## Your objective
Return the material word for word. Do not include pictures.

## START Extracted entries

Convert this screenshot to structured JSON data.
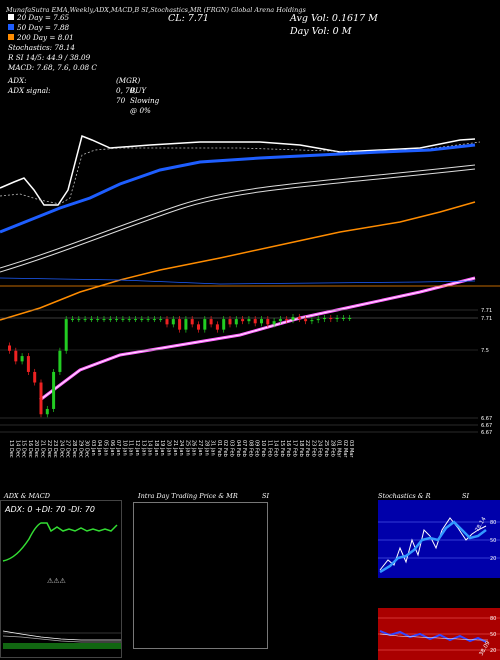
{
  "header": {
    "strip": "MunafaSutra EMA,Weekly,ADX,MACD,B    SI,Stochastics,MR    (FRGN) Global Arena Holdings",
    "cl": "CL: 7.71",
    "avg_vol": "Avg Vol: 0.1617 M",
    "day_vol": "Day Vol: 0   M",
    "ema20": "20  Day = 7.65",
    "ema50": "50  Day = 7.88",
    "ema200": "200  Day = 8.01",
    "stochastics": "Stochastics: 78.14",
    "rsi": "R      SI 14/5: 44.9 / 38.09",
    "macd": "MACD: 7.68, 7.6, 0.08  C",
    "adx": "ADX:",
    "adx_mid": "(MGR) 0, 70, 70",
    "adx_signal": "ADX  signal:",
    "buy": "BUY Slowing @ 0%"
  },
  "price_axis": {
    "labels": [
      "7.71",
      "7.71",
      "7.5",
      "6.67",
      "6.67",
      "6.67"
    ]
  },
  "dates": [
    "13 Dec",
    "14 Dec",
    "15 Dec",
    "16 Dec",
    "20 Dec",
    "21 Dec",
    "22 Dec",
    "23 Dec",
    "24 Dec",
    "27 Dec",
    "28 Dec",
    "29 Dec",
    "30 Dec",
    "03 Jan",
    "04 Jan",
    "05 Jan",
    "06 Jan",
    "07 Jan",
    "10 Jan",
    "11 Jan",
    "12 Jan",
    "13 Jan",
    "14 Jan",
    "18 Jan",
    "19 Jan",
    "20 Jan",
    "21 Jan",
    "24 Jan",
    "25 Jan",
    "26 Jan",
    "27 Jan",
    "28 Jan",
    "31 Jan",
    "01 Feb",
    "02 Feb",
    "03 Feb",
    "04 Feb",
    "07 Feb",
    "08 Feb",
    "09 Feb",
    "10 Feb",
    "11 Feb",
    "14 Feb",
    "15 Feb",
    "16 Feb",
    "17 Feb",
    "18 Feb",
    "22 Feb",
    "23 Feb",
    "24 Feb",
    "25 Feb",
    "28 Feb",
    "01 Mar",
    "02 Mar",
    "03 Mar"
  ],
  "panels": {
    "adx_title": "ADX  & MACD",
    "adx_values": "ADX: 0  +DI: 70  -DI: 70",
    "intraday_title": "Intra  Day Trading Price  & MR",
    "intraday_si": "SI",
    "stoch_title": "Stochastics & R",
    "stoch_si": "SI",
    "stoch_labels": [
      "80",
      "50",
      "20"
    ],
    "stoch_value": "78.14",
    "rsi_labels": [
      "80",
      "50",
      "20"
    ],
    "rsi_value": "38.09"
  },
  "colors": {
    "ema20": "#ffffff",
    "ema50": "#1e5eff",
    "ema200": "#ff8c00",
    "bullish": "#22cc22",
    "bearish": "#ee2222",
    "rsi_bg": "#aa0000",
    "stoch_bg": "#0000aa",
    "macd": "#33dd33"
  },
  "chart_data": {
    "type": "candlestick",
    "series": [
      {
        "kind": "candles",
        "open": [
          7.45,
          7.4,
          7.3,
          7.35,
          7.2,
          7.1,
          6.8,
          6.85,
          7.2,
          7.4,
          7.7,
          7.7,
          7.7,
          7.7,
          7.7,
          7.7,
          7.7,
          7.7,
          7.7,
          7.7,
          7.7,
          7.7,
          7.7,
          7.7,
          7.7,
          7.7,
          7.65,
          7.7,
          7.6,
          7.7,
          7.65,
          7.6,
          7.7,
          7.65,
          7.6,
          7.7,
          7.65,
          7.7,
          7.68,
          7.7,
          7.66,
          7.7,
          7.65,
          7.68,
          7.7,
          7.69,
          7.72,
          7.7,
          7.68,
          7.69,
          7.7,
          7.71,
          7.7,
          7.71,
          7.71
        ],
        "close": [
          7.4,
          7.3,
          7.35,
          7.2,
          7.1,
          6.8,
          6.85,
          7.2,
          7.4,
          7.7,
          7.7,
          7.7,
          7.7,
          7.7,
          7.7,
          7.7,
          7.7,
          7.7,
          7.7,
          7.7,
          7.7,
          7.7,
          7.7,
          7.7,
          7.7,
          7.65,
          7.7,
          7.6,
          7.7,
          7.65,
          7.6,
          7.7,
          7.65,
          7.6,
          7.7,
          7.65,
          7.7,
          7.68,
          7.7,
          7.66,
          7.7,
          7.65,
          7.68,
          7.7,
          7.69,
          7.72,
          7.7,
          7.68,
          7.69,
          7.7,
          7.71,
          7.7,
          7.71,
          7.71,
          7.71
        ]
      }
    ],
    "ema": {
      "20": 7.65,
      "50": 7.88,
      "200": 8.01
    }
  }
}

## END Extracted entries

## Response to this task
Convert this screenshot to structured JSON data.
{
  "header": {
    "strip": "MunafaSutra EMA,Weekly,ADX,MACD,B    SI,Stochastics,MR    (FRGN) Global Arena Holdings",
    "cl": "CL: 7.71",
    "avg_vol": "Avg Vol: 0.1617 M",
    "day_vol": "Day Vol: 0   M",
    "ema20": "20  Day = 7.65",
    "ema50": "50  Day = 7.88",
    "ema200": "200  Day = 8.01",
    "stochastics": "Stochastics: 78.14",
    "rsi": "R      SI 14/5: 44.9 / 38.09",
    "macd": "MACD: 7.68, 7.6, 0.08  C",
    "adx": "ADX:",
    "adx_mid": "(MGR) 0, 70, 70",
    "adx_signal": "ADX  signal:",
    "buy": "BUY Slowing @ 0%"
  },
  "price_axis": {
    "labels": [
      "7.71",
      "7.71",
      "7.5",
      "6.67",
      "6.67",
      "6.67"
    ]
  },
  "dates": [
    "13 Dec",
    "14 Dec",
    "15 Dec",
    "16 Dec",
    "20 Dec",
    "21 Dec",
    "22 Dec",
    "23 Dec",
    "24 Dec",
    "27 Dec",
    "28 Dec",
    "29 Dec",
    "30 Dec",
    "03 Jan",
    "04 Jan",
    "05 Jan",
    "06 Jan",
    "07 Jan",
    "10 Jan",
    "11 Jan",
    "12 Jan",
    "13 Jan",
    "14 Jan",
    "18 Jan",
    "19 Jan",
    "20 Jan",
    "21 Jan",
    "24 Jan",
    "25 Jan",
    "26 Jan",
    "27 Jan",
    "28 Jan",
    "31 Jan",
    "01 Feb",
    "02 Feb",
    "03 Feb",
    "04 Feb",
    "07 Feb",
    "08 Feb",
    "09 Feb",
    "10 Feb",
    "11 Feb",
    "14 Feb",
    "15 Feb",
    "16 Feb",
    "17 Feb",
    "18 Feb",
    "22 Feb",
    "23 Feb",
    "24 Feb",
    "25 Feb",
    "28 Feb",
    "01 Mar",
    "02 Mar",
    "03 Mar"
  ],
  "panels": {
    "adx_title": "ADX  & MACD",
    "adx_values": "ADX: 0  +DI: 70  -DI: 70",
    "intraday_title": "Intra  Day Trading Price  & MR",
    "intraday_si": "SI",
    "stoch_title": "Stochastics & R",
    "stoch_si": "SI",
    "stoch_labels": [
      "80",
      "50",
      "20"
    ],
    "stoch_value": "78.14",
    "rsi_labels": [
      "80",
      "50",
      "20"
    ],
    "rsi_value": "38.09"
  },
  "colors": {
    "ema20": "#ffffff",
    "ema50": "#1e5eff",
    "ema200": "#ff8c00",
    "bullish": "#22cc22",
    "bearish": "#ee2222",
    "rsi_bg": "#aa0000",
    "stoch_bg": "#0000aa",
    "macd": "#33dd33"
  },
  "chart_data": {
    "type": "candlestick",
    "series": [
      {
        "kind": "candles",
        "open": [
          7.45,
          7.4,
          7.3,
          7.35,
          7.2,
          7.1,
          6.8,
          6.85,
          7.2,
          7.4,
          7.7,
          7.7,
          7.7,
          7.7,
          7.7,
          7.7,
          7.7,
          7.7,
          7.7,
          7.7,
          7.7,
          7.7,
          7.7,
          7.7,
          7.7,
          7.7,
          7.65,
          7.7,
          7.6,
          7.7,
          7.65,
          7.6,
          7.7,
          7.65,
          7.6,
          7.7,
          7.65,
          7.7,
          7.68,
          7.7,
          7.66,
          7.7,
          7.65,
          7.68,
          7.7,
          7.69,
          7.72,
          7.7,
          7.68,
          7.69,
          7.7,
          7.71,
          7.7,
          7.71,
          7.71
        ],
        "close": [
          7.4,
          7.3,
          7.35,
          7.2,
          7.1,
          6.8,
          6.85,
          7.2,
          7.4,
          7.7,
          7.7,
          7.7,
          7.7,
          7.7,
          7.7,
          7.7,
          7.7,
          7.7,
          7.7,
          7.7,
          7.7,
          7.7,
          7.7,
          7.7,
          7.7,
          7.65,
          7.7,
          7.6,
          7.7,
          7.65,
          7.6,
          7.7,
          7.65,
          7.6,
          7.7,
          7.65,
          7.7,
          7.68,
          7.7,
          7.66,
          7.7,
          7.65,
          7.68,
          7.7,
          7.69,
          7.72,
          7.7,
          7.68,
          7.69,
          7.7,
          7.71,
          7.7,
          7.71,
          7.71,
          7.71
        ]
      }
    ],
    "ema": {
      "20": 7.65,
      "50": 7.88,
      "200": 8.01
    }
  }
}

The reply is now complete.